**WHAT THE EXERCISE ASKS:**
Reproduce the records below in full and without edits, omitting images.
§ §
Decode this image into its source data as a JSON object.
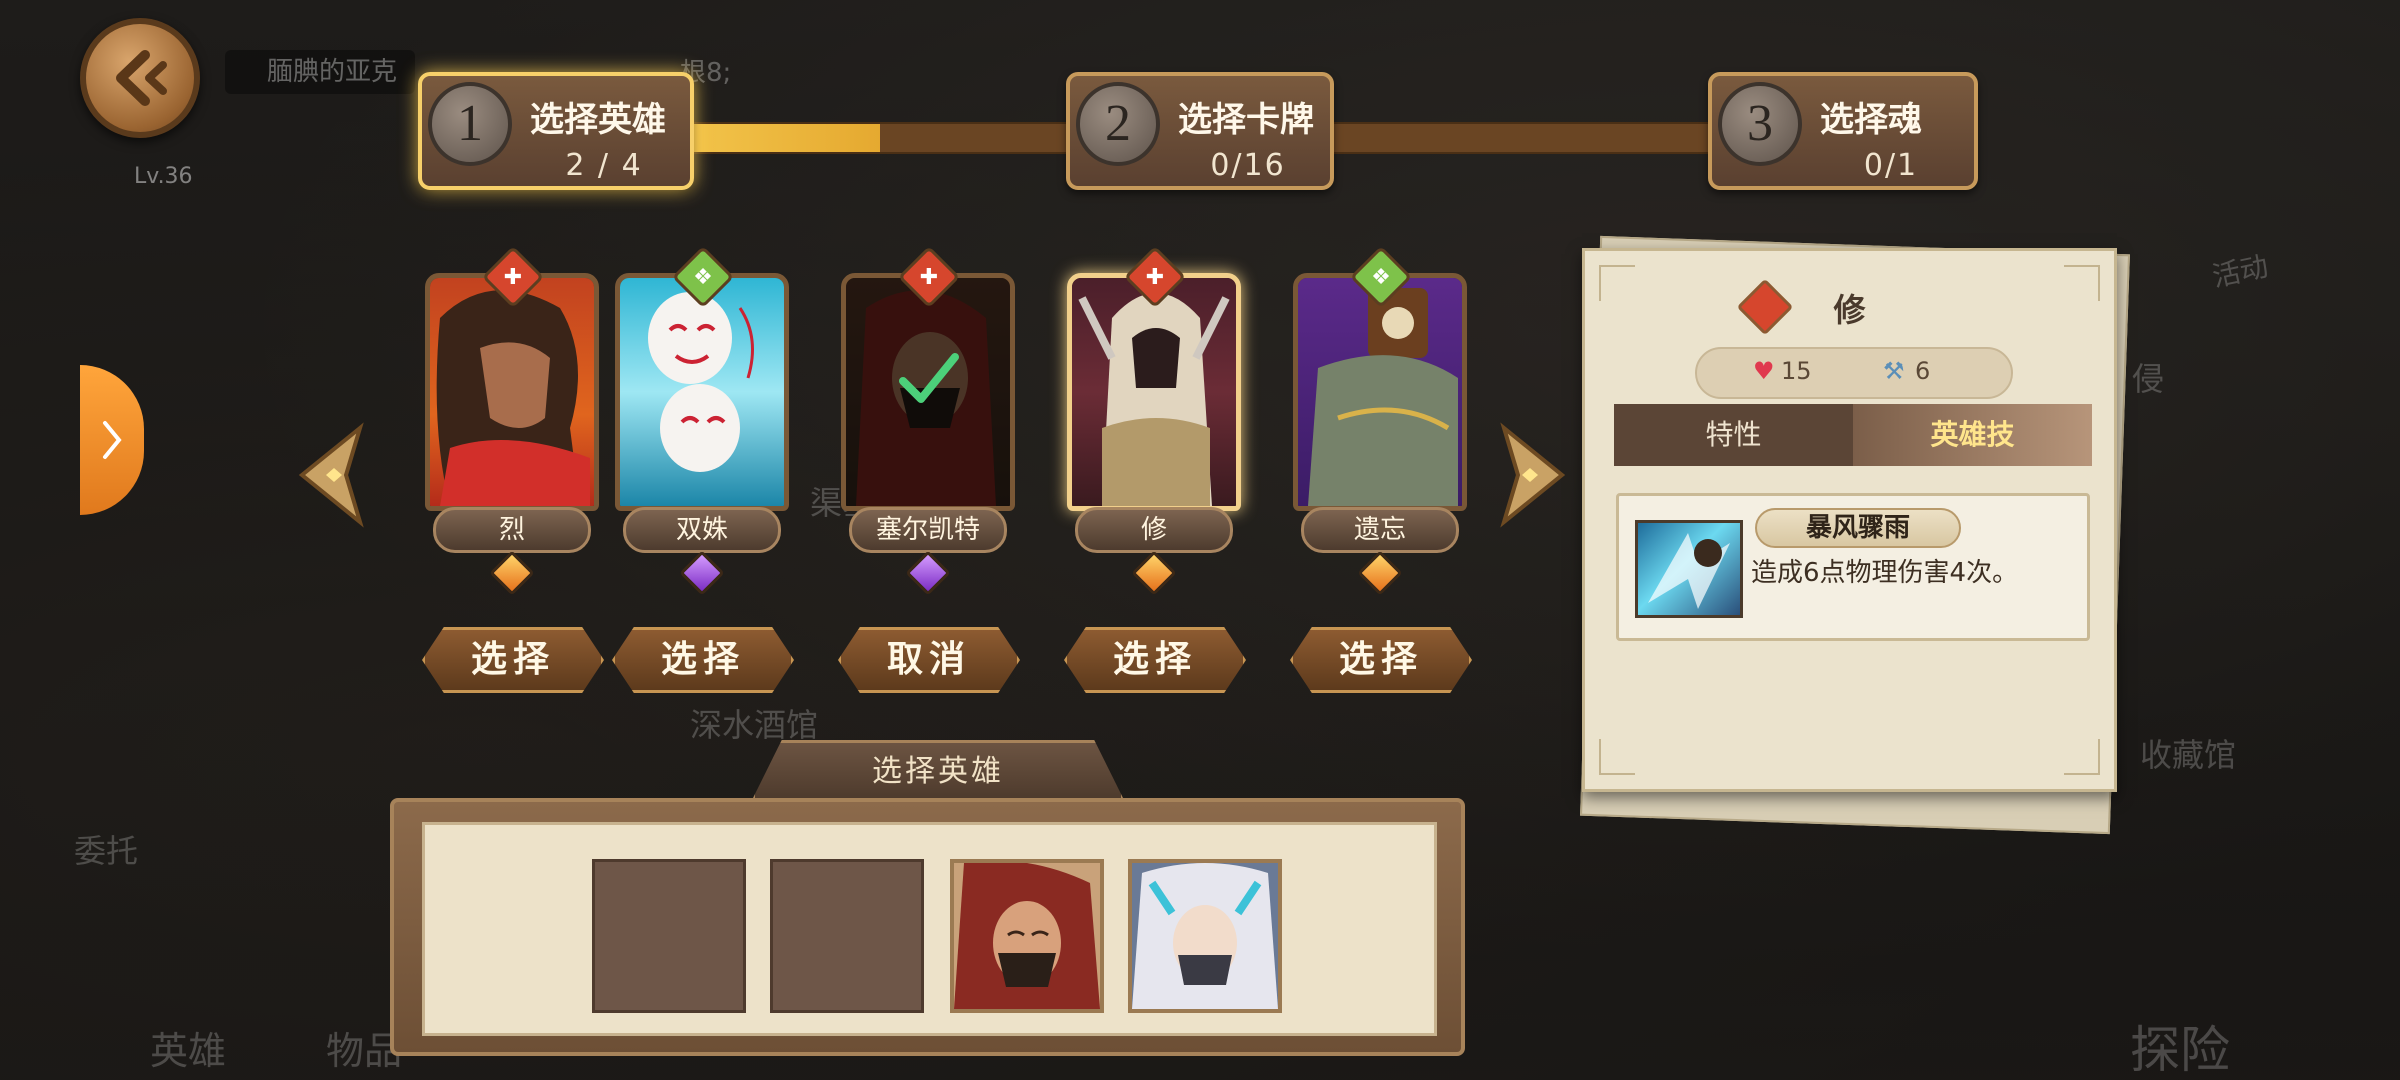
{
  "player": {
    "name": "腼腆的亚克",
    "level": "Lv.36"
  },
  "notice": "根8;",
  "background_labels": [
    "深水酒馆",
    "委托",
    "英雄",
    "物品",
    "侵",
    "活动",
    "收藏馆",
    "探险",
    "渠塞"
  ],
  "steps": [
    {
      "number": "1",
      "title": "选择英雄",
      "count": "2 / 4",
      "active": true
    },
    {
      "number": "2",
      "title": "选择卡牌",
      "count": "0/16",
      "active": false
    },
    {
      "number": "3",
      "title": "选择魂",
      "count": "0/1",
      "active": false
    }
  ],
  "heroes": [
    {
      "name": "烈",
      "class_icon": "sword-icon",
      "class_color": "#d6462d",
      "rarity": "orange",
      "action": "选择",
      "selected": false
    },
    {
      "name": "双姝",
      "class_icon": "shield-icon",
      "class_color": "#7ec24a",
      "rarity": "purple",
      "action": "选择",
      "selected": false
    },
    {
      "name": "塞尔凯特",
      "class_icon": "sword-icon",
      "class_color": "#d6462d",
      "rarity": "purple",
      "action": "取消",
      "selected": true
    },
    {
      "name": "修",
      "class_icon": "sword-icon",
      "class_color": "#d6462d",
      "rarity": "orange",
      "action": "选择",
      "selected": false
    },
    {
      "name": "遗忘",
      "class_icon": "shield-icon",
      "class_color": "#7ec24a",
      "rarity": "orange",
      "action": "选择",
      "selected": false
    }
  ],
  "pick_panel": {
    "title": "选择英雄",
    "slots": [
      "empty",
      "empty",
      "塞尔凯特",
      "silver-haired-hero"
    ]
  },
  "detail": {
    "hero_name": "修",
    "class_icon": "sword-icon",
    "hp": "15",
    "attack": "6",
    "tabs": [
      "特性",
      "英雄技"
    ],
    "active_tab": "英雄技",
    "skill": {
      "name": "暴风骤雨",
      "description": "造成6点物理伤害4次。"
    }
  },
  "colors": {
    "accent_gold": "#f3c54b",
    "track_brown": "#6a4523",
    "side_tab_orange": "#ffa53b"
  }
}
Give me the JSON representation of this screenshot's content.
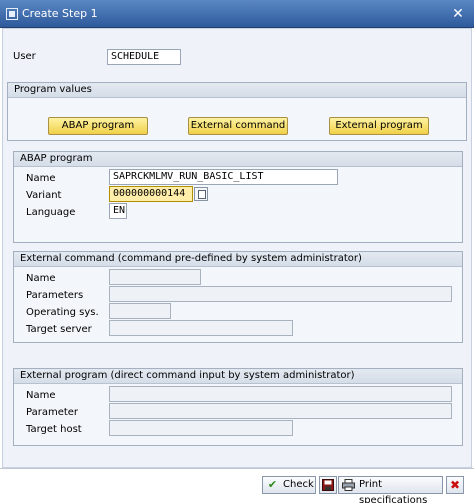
{
  "window": {
    "title": "Create Step  1",
    "close_glyph": "✕"
  },
  "user": {
    "label": "User",
    "value": "SCHEDULE"
  },
  "program_values": {
    "title": "Program values",
    "buttons": {
      "abap": "ABAP program",
      "external_command": "External command",
      "external_program": "External program"
    }
  },
  "abap_program": {
    "title": "ABAP program",
    "name_label": "Name",
    "name_value": "SAPRCKMLMV_RUN_BASIC_LIST",
    "variant_label": "Variant",
    "variant_value": "000000000144",
    "language_label": "Language",
    "language_value": "EN"
  },
  "external_command": {
    "title": "External command (command pre-defined by system administrator)",
    "name_label": "Name",
    "parameters_label": "Parameters",
    "os_label": "Operating sys.",
    "target_label": "Target server"
  },
  "external_program": {
    "title": "External program (direct command input by system administrator)",
    "name_label": "Name",
    "parameter_label": "Parameter",
    "target_label": "Target host"
  },
  "footer": {
    "check_label": "Check",
    "print_label": "Print specifications"
  },
  "colors": {
    "check_icon": "#2e8b1a",
    "cancel_icon": "#cc1010",
    "highlight": "#ffeeaa"
  }
}
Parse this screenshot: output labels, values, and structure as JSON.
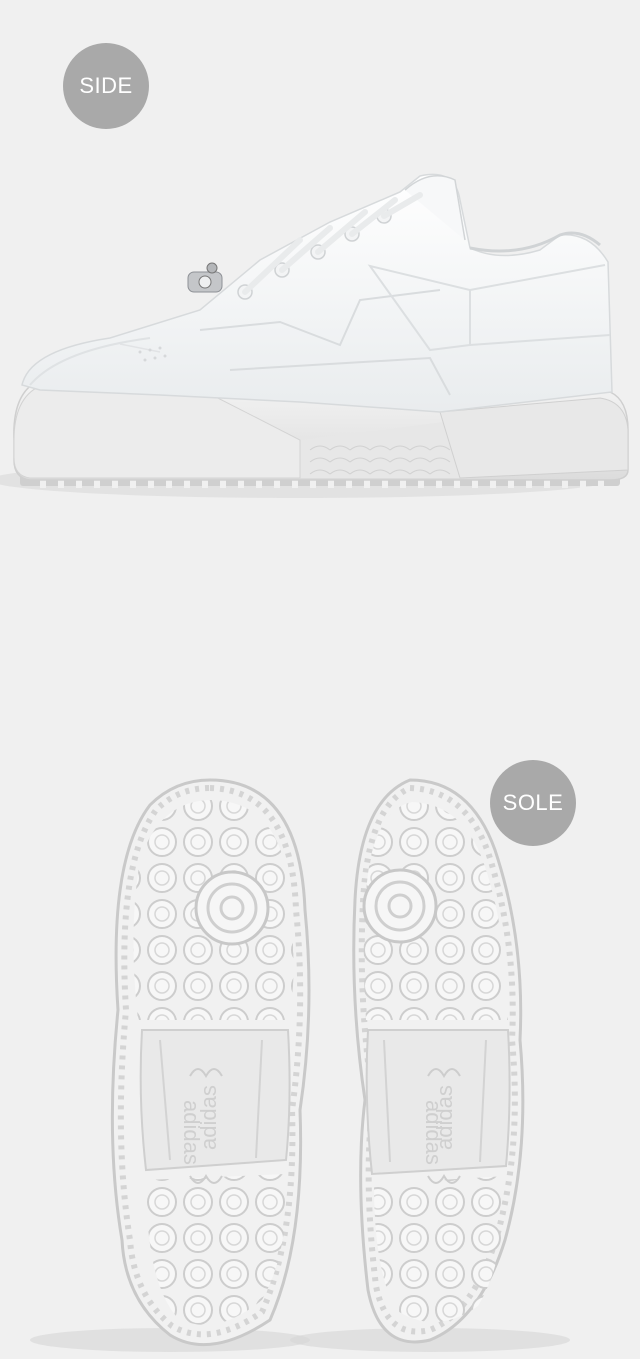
{
  "panels": {
    "side": {
      "label": "SIDE"
    },
    "sole": {
      "label": "SOLE",
      "brand_text": "adidas"
    }
  },
  "colors": {
    "background": "#f0f0f0",
    "badge": "#a9a9a9",
    "badge_text": "#ffffff",
    "shoe_white": "#fbfbfb",
    "shoe_shadow": "#d6d8da"
  },
  "icons": [
    "sneaker-side-view",
    "sneaker-sole-view",
    "adidas-trefoil-icon",
    "jewel-charm-icon"
  ]
}
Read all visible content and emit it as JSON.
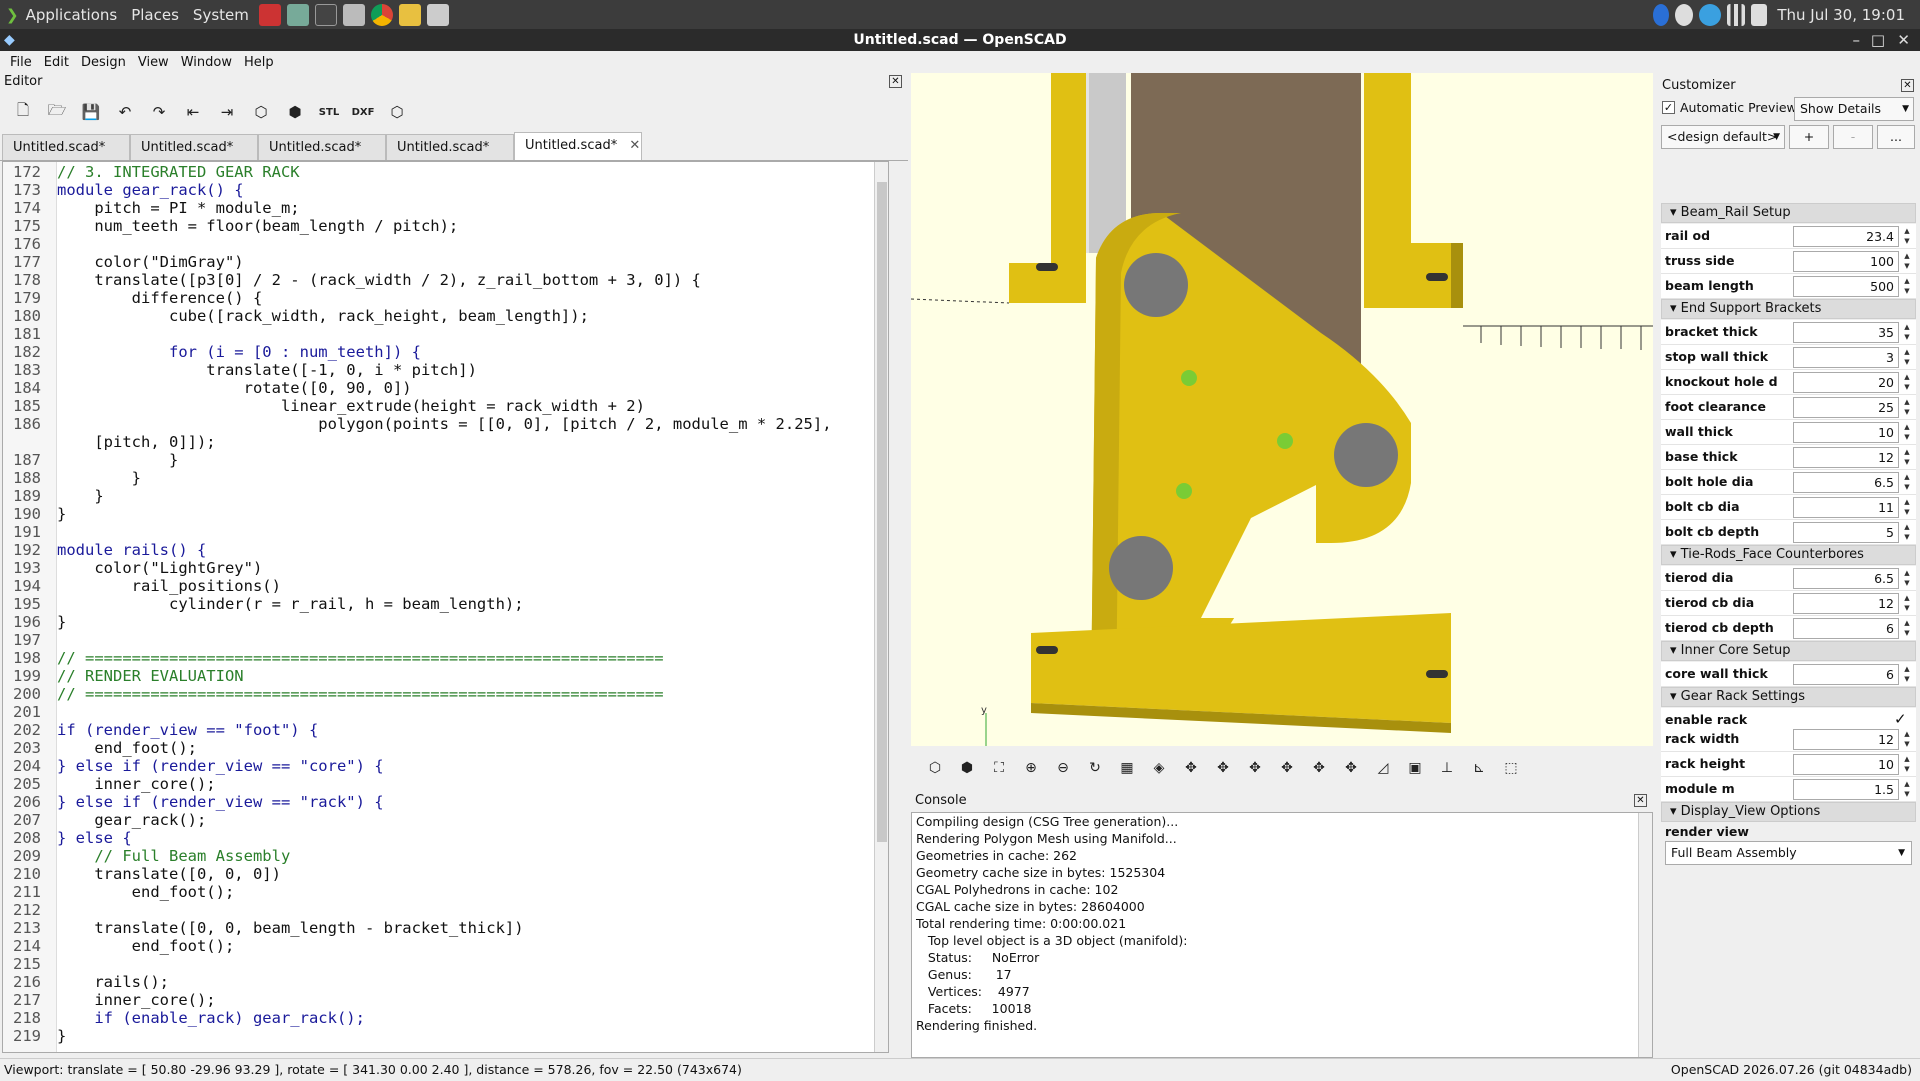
§ §
**EXPECTED ANSWER:**
Decode this image into its source data as a JSON object.
{
  "player": {
    "name": "腼腆的亚克",
    "level": "Lv.36"
  },
  "notice": "根8;",
  "background_labels": [
    "深水酒馆",
    "委托",
    "英雄",
    "物品",
    "侵",
    "活动",
    "收藏馆",
    "探险",
    "渠塞"
  ],
  "steps": [
    {
      "number": "1",
      "title": "选择英雄",
      "count": "2 / 4",
      "active": true
    },
    {
      "number": "2",
      "title": "选择卡牌",
      "count": "0/16",
      "active": false
    },
    {
      "number": "3",
      "title": "选择魂",
      "count": "0/1",
      "active": false
    }
  ],
  "heroes": [
    {
      "name": "烈",
      "class_icon": "sword-icon",
      "class_color": "#d6462d",
      "rarity": "orange",
      "action": "选择",
      "selected": false
    },
    {
      "name": "双姝",
      "class_icon": "shield-icon",
      "class_color": "#7ec24a",
      "rarity": "purple",
      "action": "选择",
      "selected": false
    },
    {
      "name": "塞尔凯特",
      "class_icon": "sword-icon",
      "class_color": "#d6462d",
      "rarity": "purple",
      "action": "取消",
      "selected": true
    },
    {
      "name": "修",
      "class_icon": "sword-icon",
      "class_color": "#d6462d",
      "rarity": "orange",
      "action": "选择",
      "selected": false
    },
    {
      "name": "遗忘",
      "class_icon": "shield-icon",
      "class_color": "#7ec24a",
      "rarity": "orange",
      "action": "选择",
      "selected": false
    }
  ],
  "pick_panel": {
    "title": "选择英雄",
    "slots": [
      "empty",
      "empty",
      "塞尔凯特",
      "silver-haired-hero"
    ]
  },
  "detail": {
    "hero_name": "修",
    "class_icon": "sword-icon",
    "hp": "15",
    "attack": "6",
    "tabs": [
      "特性",
      "英雄技"
    ],
    "active_tab": "英雄技",
    "skill": {
      "name": "暴风骤雨",
      "description": "造成6点物理伤害4次。"
    }
  },
  "colors": {
    "accent_gold": "#f3c54b",
    "track_brown": "#6a4523",
    "side_tab_orange": "#ffa53b"
  }
}
Give me the JSON representation of this screenshot's content.
{
  "window": {
    "title": "Create Step  1",
    "close_glyph": "✕"
  },
  "user": {
    "label": "User",
    "value": "SCHEDULE"
  },
  "program_values": {
    "title": "Program values",
    "buttons": {
      "abap": "ABAP program",
      "external_command": "External command",
      "external_program": "External program"
    }
  },
  "abap_program": {
    "title": "ABAP program",
    "name_label": "Name",
    "name_value": "SAPRCKMLMV_RUN_BASIC_LIST",
    "variant_label": "Variant",
    "variant_value": "000000000144",
    "language_label": "Language",
    "language_value": "EN"
  },
  "external_command": {
    "title": "External command (command pre-defined by system administrator)",
    "name_label": "Name",
    "parameters_label": "Parameters",
    "os_label": "Operating sys.",
    "target_label": "Target server"
  },
  "external_program": {
    "title": "External program (direct command input by system administrator)",
    "name_label": "Name",
    "parameter_label": "Parameter",
    "target_label": "Target host"
  },
  "footer": {
    "check_label": "Check",
    "print_label": "Print specifications"
  },
  "colors": {
    "check_icon": "#2e8b1a",
    "cancel_icon": "#cc1010",
    "highlight": "#ffeeaa"
  }
}
Parse this screenshot: output labels, values, and structure as JSON.
{
  "panels": {
    "side": {
      "label": "SIDE"
    },
    "sole": {
      "label": "SOLE",
      "brand_text": "adidas"
    }
  },
  "colors": {
    "background": "#f0f0f0",
    "badge": "#a9a9a9",
    "badge_text": "#ffffff",
    "shoe_white": "#fbfbfb",
    "shoe_shadow": "#d6d8da"
  },
  "icons": [
    "sneaker-side-view",
    "sneaker-sole-view",
    "adidas-trefoil-icon",
    "jewel-charm-icon"
  ]
}
Read all visible content and emit it as JSON.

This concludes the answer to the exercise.